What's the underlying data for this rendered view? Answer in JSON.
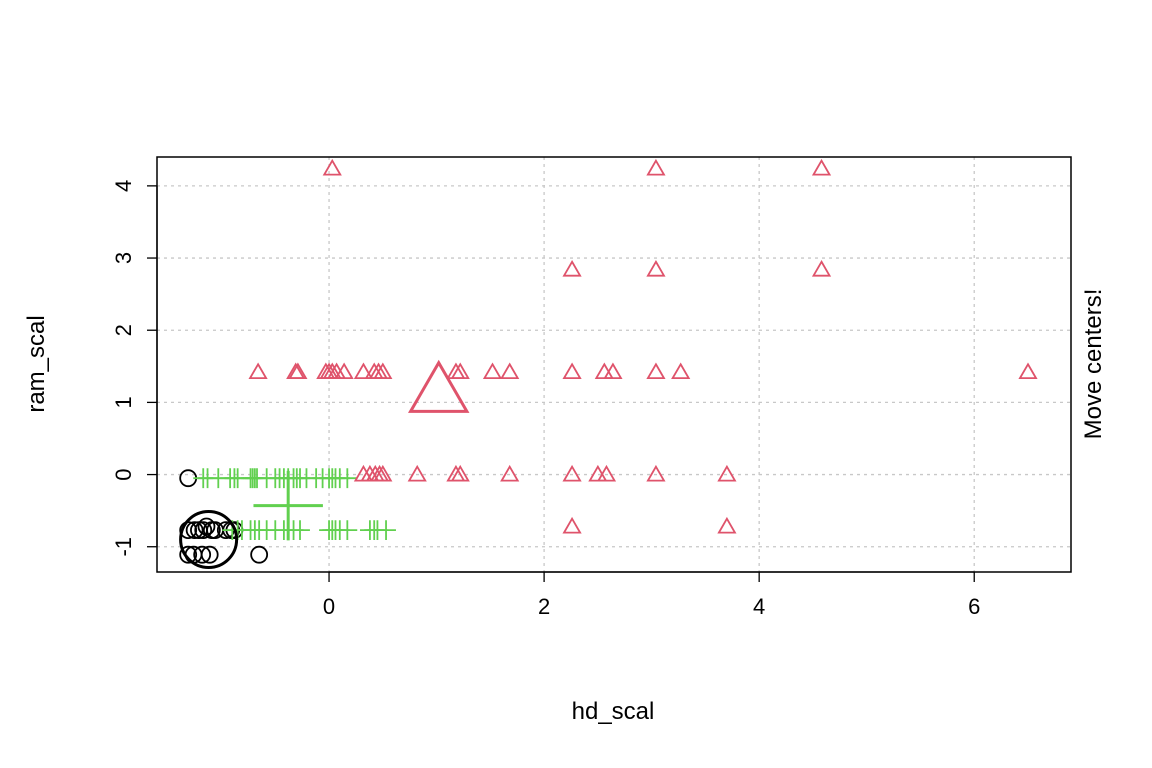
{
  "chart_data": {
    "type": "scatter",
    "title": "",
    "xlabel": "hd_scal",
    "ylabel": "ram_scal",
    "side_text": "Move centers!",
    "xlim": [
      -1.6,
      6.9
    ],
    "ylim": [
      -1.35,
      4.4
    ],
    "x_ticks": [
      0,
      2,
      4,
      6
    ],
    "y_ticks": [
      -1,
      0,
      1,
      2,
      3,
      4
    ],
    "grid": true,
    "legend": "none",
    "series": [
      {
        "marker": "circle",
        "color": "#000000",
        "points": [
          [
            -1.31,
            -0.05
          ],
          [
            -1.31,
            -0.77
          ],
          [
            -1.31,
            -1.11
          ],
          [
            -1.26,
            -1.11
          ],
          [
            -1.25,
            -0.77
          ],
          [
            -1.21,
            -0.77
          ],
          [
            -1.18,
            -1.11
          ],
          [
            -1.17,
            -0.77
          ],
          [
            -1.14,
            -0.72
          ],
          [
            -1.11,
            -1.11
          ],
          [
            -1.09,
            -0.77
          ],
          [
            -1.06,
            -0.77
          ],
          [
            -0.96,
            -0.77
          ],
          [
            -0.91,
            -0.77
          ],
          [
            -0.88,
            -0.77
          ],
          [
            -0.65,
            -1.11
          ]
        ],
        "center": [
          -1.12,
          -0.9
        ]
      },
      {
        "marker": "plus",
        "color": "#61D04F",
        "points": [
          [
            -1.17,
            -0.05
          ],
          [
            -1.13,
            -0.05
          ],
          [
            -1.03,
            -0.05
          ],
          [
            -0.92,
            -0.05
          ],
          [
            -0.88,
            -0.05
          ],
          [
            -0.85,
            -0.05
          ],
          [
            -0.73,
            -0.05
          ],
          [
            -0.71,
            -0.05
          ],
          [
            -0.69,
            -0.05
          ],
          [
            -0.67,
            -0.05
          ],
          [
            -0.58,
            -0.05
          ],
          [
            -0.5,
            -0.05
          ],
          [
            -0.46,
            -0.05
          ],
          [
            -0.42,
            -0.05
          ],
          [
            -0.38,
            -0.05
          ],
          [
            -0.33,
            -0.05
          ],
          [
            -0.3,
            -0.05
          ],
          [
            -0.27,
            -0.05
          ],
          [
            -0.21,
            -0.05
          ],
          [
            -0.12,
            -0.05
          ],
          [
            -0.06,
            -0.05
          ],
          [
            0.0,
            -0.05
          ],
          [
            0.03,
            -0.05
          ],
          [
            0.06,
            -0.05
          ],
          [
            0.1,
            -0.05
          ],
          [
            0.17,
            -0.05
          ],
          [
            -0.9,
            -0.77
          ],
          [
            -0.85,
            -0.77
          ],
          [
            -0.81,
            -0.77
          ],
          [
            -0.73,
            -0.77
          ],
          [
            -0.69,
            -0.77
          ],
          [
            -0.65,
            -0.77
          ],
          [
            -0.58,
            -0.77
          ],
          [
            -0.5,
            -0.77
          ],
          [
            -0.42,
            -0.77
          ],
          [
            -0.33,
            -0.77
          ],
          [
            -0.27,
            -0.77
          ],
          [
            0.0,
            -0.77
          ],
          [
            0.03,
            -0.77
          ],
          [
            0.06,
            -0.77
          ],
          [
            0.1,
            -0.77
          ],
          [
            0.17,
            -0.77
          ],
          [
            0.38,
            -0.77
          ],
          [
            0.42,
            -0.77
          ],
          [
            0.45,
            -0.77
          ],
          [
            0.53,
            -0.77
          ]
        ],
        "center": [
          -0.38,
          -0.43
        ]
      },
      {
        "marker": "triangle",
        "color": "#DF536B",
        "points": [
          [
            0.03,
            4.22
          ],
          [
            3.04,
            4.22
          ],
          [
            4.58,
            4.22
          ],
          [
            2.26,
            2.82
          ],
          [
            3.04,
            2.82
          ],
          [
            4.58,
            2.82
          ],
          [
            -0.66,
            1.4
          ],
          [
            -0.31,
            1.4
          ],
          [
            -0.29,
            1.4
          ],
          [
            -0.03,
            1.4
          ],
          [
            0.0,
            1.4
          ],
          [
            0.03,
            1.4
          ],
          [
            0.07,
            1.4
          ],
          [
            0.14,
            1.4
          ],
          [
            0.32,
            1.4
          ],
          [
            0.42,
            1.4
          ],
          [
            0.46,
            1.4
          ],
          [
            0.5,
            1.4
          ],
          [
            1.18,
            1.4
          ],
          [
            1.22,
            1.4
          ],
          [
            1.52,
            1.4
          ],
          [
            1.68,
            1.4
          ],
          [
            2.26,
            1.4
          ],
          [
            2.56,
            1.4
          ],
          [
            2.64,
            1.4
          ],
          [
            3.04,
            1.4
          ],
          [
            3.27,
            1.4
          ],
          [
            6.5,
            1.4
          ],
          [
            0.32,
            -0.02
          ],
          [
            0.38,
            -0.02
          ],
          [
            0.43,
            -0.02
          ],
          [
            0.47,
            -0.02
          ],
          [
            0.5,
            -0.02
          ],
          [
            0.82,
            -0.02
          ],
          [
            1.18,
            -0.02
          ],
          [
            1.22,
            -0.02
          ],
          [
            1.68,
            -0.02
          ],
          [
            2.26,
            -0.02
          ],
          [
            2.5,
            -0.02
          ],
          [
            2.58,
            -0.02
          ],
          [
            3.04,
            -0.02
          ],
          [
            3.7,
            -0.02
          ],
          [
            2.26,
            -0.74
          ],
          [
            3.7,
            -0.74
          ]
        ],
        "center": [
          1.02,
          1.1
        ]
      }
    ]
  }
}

- Work to complete -
Every record above should be transcribed exactly; the pictures stay out of the copy.

- Result of this task -
What's the underlying data for this rendered view? Answer in JSON.
{
  "chart_data": {
    "type": "scatter",
    "title": "",
    "xlabel": "hd_scal",
    "ylabel": "ram_scal",
    "side_text": "Move centers!",
    "xlim": [
      -1.6,
      6.9
    ],
    "ylim": [
      -1.35,
      4.4
    ],
    "x_ticks": [
      0,
      2,
      4,
      6
    ],
    "y_ticks": [
      -1,
      0,
      1,
      2,
      3,
      4
    ],
    "grid": true,
    "legend": "none",
    "series": [
      {
        "marker": "circle",
        "color": "#000000",
        "points": [
          [
            -1.31,
            -0.05
          ],
          [
            -1.31,
            -0.77
          ],
          [
            -1.31,
            -1.11
          ],
          [
            -1.26,
            -1.11
          ],
          [
            -1.25,
            -0.77
          ],
          [
            -1.21,
            -0.77
          ],
          [
            -1.18,
            -1.11
          ],
          [
            -1.17,
            -0.77
          ],
          [
            -1.14,
            -0.72
          ],
          [
            -1.11,
            -1.11
          ],
          [
            -1.09,
            -0.77
          ],
          [
            -1.06,
            -0.77
          ],
          [
            -0.96,
            -0.77
          ],
          [
            -0.91,
            -0.77
          ],
          [
            -0.88,
            -0.77
          ],
          [
            -0.65,
            -1.11
          ]
        ],
        "center": [
          -1.12,
          -0.9
        ]
      },
      {
        "marker": "plus",
        "color": "#61D04F",
        "points": [
          [
            -1.17,
            -0.05
          ],
          [
            -1.13,
            -0.05
          ],
          [
            -1.03,
            -0.05
          ],
          [
            -0.92,
            -0.05
          ],
          [
            -0.88,
            -0.05
          ],
          [
            -0.85,
            -0.05
          ],
          [
            -0.73,
            -0.05
          ],
          [
            -0.71,
            -0.05
          ],
          [
            -0.69,
            -0.05
          ],
          [
            -0.67,
            -0.05
          ],
          [
            -0.58,
            -0.05
          ],
          [
            -0.5,
            -0.05
          ],
          [
            -0.46,
            -0.05
          ],
          [
            -0.42,
            -0.05
          ],
          [
            -0.38,
            -0.05
          ],
          [
            -0.33,
            -0.05
          ],
          [
            -0.3,
            -0.05
          ],
          [
            -0.27,
            -0.05
          ],
          [
            -0.21,
            -0.05
          ],
          [
            -0.12,
            -0.05
          ],
          [
            -0.06,
            -0.05
          ],
          [
            0.0,
            -0.05
          ],
          [
            0.03,
            -0.05
          ],
          [
            0.06,
            -0.05
          ],
          [
            0.1,
            -0.05
          ],
          [
            0.17,
            -0.05
          ],
          [
            -0.9,
            -0.77
          ],
          [
            -0.85,
            -0.77
          ],
          [
            -0.81,
            -0.77
          ],
          [
            -0.73,
            -0.77
          ],
          [
            -0.69,
            -0.77
          ],
          [
            -0.65,
            -0.77
          ],
          [
            -0.58,
            -0.77
          ],
          [
            -0.5,
            -0.77
          ],
          [
            -0.42,
            -0.77
          ],
          [
            -0.33,
            -0.77
          ],
          [
            -0.27,
            -0.77
          ],
          [
            0.0,
            -0.77
          ],
          [
            0.03,
            -0.77
          ],
          [
            0.06,
            -0.77
          ],
          [
            0.1,
            -0.77
          ],
          [
            0.17,
            -0.77
          ],
          [
            0.38,
            -0.77
          ],
          [
            0.42,
            -0.77
          ],
          [
            0.45,
            -0.77
          ],
          [
            0.53,
            -0.77
          ]
        ],
        "center": [
          -0.38,
          -0.43
        ]
      },
      {
        "marker": "triangle",
        "color": "#DF536B",
        "points": [
          [
            0.03,
            4.22
          ],
          [
            3.04,
            4.22
          ],
          [
            4.58,
            4.22
          ],
          [
            2.26,
            2.82
          ],
          [
            3.04,
            2.82
          ],
          [
            4.58,
            2.82
          ],
          [
            -0.66,
            1.4
          ],
          [
            -0.31,
            1.4
          ],
          [
            -0.29,
            1.4
          ],
          [
            -0.03,
            1.4
          ],
          [
            0.0,
            1.4
          ],
          [
            0.03,
            1.4
          ],
          [
            0.07,
            1.4
          ],
          [
            0.14,
            1.4
          ],
          [
            0.32,
            1.4
          ],
          [
            0.42,
            1.4
          ],
          [
            0.46,
            1.4
          ],
          [
            0.5,
            1.4
          ],
          [
            1.18,
            1.4
          ],
          [
            1.22,
            1.4
          ],
          [
            1.52,
            1.4
          ],
          [
            1.68,
            1.4
          ],
          [
            2.26,
            1.4
          ],
          [
            2.56,
            1.4
          ],
          [
            2.64,
            1.4
          ],
          [
            3.04,
            1.4
          ],
          [
            3.27,
            1.4
          ],
          [
            6.5,
            1.4
          ],
          [
            0.32,
            -0.02
          ],
          [
            0.38,
            -0.02
          ],
          [
            0.43,
            -0.02
          ],
          [
            0.47,
            -0.02
          ],
          [
            0.5,
            -0.02
          ],
          [
            0.82,
            -0.02
          ],
          [
            1.18,
            -0.02
          ],
          [
            1.22,
            -0.02
          ],
          [
            1.68,
            -0.02
          ],
          [
            2.26,
            -0.02
          ],
          [
            2.5,
            -0.02
          ],
          [
            2.58,
            -0.02
          ],
          [
            3.04,
            -0.02
          ],
          [
            3.7,
            -0.02
          ],
          [
            2.26,
            -0.74
          ],
          [
            3.7,
            -0.74
          ]
        ],
        "center": [
          1.02,
          1.1
        ]
      }
    ]
  }
}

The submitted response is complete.